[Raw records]
- - -
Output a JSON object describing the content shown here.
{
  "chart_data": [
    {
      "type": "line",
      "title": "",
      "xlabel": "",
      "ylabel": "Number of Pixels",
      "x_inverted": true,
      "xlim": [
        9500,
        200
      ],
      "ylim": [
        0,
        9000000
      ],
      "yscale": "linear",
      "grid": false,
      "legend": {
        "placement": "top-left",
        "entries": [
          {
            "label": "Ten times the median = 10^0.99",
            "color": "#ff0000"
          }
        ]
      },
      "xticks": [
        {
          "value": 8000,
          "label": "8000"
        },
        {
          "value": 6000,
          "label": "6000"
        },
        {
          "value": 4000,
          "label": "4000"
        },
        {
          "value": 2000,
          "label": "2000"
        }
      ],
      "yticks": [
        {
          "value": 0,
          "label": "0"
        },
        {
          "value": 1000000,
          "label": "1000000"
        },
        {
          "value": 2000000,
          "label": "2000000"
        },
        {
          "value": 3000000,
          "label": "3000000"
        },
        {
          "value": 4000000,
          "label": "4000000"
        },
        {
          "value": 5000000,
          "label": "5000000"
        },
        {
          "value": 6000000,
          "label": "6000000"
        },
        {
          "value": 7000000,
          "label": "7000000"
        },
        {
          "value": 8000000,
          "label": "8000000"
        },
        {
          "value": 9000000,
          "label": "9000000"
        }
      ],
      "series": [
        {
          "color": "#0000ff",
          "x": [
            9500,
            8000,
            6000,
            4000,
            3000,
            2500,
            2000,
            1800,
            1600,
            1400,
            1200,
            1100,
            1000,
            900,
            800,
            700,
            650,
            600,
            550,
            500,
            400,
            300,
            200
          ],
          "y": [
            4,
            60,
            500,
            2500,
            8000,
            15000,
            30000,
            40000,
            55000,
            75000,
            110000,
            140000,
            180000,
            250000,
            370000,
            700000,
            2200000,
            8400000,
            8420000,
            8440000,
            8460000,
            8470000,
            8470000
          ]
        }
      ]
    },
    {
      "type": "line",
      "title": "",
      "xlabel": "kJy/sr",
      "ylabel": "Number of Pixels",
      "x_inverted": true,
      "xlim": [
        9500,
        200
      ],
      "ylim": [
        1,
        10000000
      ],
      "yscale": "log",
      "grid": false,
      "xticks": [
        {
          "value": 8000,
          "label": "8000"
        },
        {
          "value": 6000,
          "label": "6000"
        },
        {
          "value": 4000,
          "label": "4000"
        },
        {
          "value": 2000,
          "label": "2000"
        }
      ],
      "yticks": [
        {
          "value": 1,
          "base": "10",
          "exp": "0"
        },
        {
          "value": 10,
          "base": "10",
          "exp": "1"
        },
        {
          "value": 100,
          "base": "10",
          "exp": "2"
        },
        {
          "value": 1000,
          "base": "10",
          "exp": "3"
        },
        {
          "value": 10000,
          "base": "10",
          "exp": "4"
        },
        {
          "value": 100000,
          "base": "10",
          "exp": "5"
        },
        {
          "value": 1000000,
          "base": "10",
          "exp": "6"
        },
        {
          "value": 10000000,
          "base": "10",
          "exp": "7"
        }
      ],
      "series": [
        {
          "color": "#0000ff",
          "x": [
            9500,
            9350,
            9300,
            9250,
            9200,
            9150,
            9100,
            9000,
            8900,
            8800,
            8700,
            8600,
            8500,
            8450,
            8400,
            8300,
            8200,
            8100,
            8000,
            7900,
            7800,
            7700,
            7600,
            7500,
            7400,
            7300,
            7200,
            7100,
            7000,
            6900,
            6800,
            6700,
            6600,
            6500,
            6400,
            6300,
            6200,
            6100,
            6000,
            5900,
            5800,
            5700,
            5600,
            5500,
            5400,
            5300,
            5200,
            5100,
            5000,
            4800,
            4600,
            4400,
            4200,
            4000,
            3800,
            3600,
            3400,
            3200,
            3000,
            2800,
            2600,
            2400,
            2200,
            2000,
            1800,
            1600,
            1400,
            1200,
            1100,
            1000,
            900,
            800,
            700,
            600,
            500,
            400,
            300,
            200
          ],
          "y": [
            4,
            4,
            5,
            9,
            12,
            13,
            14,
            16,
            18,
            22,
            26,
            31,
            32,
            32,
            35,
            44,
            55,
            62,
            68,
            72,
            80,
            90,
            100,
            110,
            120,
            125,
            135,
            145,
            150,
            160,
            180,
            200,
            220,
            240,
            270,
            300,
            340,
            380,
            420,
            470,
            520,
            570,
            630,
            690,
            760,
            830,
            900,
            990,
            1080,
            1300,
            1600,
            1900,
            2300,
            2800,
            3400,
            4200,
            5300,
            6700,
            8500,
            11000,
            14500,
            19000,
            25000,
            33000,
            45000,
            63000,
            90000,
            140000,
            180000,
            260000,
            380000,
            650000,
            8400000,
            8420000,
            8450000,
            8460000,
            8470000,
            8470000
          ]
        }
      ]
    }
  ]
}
- - -
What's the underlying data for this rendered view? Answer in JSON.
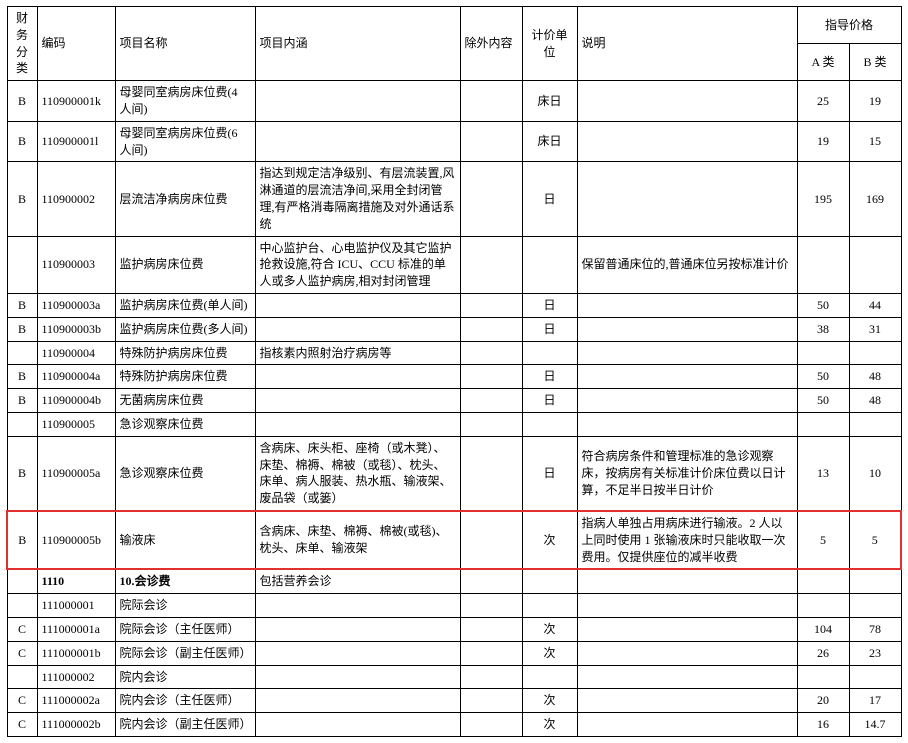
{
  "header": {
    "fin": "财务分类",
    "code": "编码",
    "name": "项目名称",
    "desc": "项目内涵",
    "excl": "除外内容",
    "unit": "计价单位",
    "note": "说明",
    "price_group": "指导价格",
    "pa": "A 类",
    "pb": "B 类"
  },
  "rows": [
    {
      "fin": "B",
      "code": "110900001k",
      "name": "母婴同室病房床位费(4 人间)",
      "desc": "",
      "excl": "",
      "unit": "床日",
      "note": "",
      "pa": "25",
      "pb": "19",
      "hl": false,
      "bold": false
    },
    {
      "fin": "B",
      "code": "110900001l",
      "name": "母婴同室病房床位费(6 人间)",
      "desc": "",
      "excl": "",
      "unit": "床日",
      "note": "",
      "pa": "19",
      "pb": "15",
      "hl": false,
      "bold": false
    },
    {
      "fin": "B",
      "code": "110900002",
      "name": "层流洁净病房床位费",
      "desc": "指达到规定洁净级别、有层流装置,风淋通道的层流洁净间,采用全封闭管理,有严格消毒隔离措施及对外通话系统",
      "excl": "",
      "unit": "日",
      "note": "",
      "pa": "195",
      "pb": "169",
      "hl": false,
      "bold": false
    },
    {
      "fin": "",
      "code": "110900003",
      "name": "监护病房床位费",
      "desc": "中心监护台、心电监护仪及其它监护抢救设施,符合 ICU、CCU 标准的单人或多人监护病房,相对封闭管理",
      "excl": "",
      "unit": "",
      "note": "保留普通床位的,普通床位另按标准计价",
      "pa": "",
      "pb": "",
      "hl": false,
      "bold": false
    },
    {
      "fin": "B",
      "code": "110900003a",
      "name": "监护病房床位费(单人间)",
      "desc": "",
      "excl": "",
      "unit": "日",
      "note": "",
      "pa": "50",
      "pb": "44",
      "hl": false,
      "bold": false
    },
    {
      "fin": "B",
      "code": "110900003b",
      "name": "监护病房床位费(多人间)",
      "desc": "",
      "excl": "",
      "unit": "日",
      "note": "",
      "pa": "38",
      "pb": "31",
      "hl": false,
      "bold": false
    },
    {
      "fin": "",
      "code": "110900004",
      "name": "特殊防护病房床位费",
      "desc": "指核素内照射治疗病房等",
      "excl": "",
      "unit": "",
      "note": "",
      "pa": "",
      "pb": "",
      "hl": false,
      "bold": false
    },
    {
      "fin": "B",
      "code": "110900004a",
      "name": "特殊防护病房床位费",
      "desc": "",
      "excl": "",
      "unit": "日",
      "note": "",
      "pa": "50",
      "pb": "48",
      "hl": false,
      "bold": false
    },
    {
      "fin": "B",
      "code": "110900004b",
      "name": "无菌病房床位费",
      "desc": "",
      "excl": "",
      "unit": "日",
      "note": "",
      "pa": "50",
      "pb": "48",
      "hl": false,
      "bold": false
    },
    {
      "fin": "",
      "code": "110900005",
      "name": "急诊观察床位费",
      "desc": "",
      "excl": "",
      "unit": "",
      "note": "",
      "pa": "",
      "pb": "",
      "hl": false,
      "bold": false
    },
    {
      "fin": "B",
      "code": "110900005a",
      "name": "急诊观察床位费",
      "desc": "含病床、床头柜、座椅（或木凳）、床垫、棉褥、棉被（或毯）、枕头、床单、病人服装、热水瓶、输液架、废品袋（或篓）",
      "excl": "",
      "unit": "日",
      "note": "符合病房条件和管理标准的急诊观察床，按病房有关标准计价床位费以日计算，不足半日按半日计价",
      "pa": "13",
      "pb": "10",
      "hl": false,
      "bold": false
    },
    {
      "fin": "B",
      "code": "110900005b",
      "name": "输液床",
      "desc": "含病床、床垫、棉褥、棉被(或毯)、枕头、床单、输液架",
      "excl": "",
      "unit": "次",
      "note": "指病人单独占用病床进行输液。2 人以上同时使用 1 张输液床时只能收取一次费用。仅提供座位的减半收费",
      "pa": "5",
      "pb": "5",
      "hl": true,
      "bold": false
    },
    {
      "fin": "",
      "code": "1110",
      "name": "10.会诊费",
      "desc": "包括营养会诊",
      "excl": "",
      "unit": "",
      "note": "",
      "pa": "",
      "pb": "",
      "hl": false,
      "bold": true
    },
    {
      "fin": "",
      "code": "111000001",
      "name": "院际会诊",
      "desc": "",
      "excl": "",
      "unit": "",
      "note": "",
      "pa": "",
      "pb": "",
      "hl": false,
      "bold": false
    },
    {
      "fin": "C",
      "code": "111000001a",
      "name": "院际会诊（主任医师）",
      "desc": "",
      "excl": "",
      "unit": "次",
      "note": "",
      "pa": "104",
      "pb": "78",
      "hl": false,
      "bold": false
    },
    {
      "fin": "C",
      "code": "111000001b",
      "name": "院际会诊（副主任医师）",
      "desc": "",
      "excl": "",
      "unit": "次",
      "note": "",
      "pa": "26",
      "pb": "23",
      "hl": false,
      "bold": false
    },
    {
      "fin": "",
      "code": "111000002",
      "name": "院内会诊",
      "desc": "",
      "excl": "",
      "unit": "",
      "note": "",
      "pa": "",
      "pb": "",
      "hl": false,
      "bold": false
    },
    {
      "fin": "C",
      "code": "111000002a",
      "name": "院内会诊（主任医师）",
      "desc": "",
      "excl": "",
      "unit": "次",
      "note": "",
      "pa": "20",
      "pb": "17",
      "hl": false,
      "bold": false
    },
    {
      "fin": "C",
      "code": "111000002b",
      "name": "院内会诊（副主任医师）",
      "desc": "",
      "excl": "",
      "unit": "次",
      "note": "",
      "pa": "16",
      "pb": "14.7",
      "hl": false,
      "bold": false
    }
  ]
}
- - -
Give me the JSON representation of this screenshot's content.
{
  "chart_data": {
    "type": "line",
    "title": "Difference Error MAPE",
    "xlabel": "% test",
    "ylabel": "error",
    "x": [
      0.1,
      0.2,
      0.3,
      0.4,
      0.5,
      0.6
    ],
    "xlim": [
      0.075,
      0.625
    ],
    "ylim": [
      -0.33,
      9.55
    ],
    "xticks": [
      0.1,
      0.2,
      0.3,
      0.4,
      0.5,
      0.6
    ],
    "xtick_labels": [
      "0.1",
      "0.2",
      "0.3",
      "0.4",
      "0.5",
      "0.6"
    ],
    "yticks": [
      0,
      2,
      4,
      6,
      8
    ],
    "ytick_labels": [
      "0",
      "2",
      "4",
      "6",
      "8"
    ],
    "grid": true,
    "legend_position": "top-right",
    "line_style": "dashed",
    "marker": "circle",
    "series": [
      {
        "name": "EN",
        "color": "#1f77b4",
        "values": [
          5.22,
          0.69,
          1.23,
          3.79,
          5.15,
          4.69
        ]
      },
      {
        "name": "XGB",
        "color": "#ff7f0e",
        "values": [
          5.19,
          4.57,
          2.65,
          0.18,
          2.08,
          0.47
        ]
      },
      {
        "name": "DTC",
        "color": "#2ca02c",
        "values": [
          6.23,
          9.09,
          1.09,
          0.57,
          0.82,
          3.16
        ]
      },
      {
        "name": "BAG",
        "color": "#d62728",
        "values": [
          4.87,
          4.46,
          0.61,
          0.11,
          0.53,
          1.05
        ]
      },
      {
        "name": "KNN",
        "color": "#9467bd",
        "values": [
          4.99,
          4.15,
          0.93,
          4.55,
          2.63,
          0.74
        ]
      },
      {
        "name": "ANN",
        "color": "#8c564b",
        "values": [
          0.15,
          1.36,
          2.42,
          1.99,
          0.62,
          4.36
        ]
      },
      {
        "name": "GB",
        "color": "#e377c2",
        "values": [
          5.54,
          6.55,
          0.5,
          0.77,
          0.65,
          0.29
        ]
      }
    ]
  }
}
- - -
Exercise instructions
List each line of the entries that holds the string "院内会诊".

Exercise output
      "name": "院内会诊",
      "name": "院内会诊（主任医师）",
      "name": "院内会诊（副主任医师）",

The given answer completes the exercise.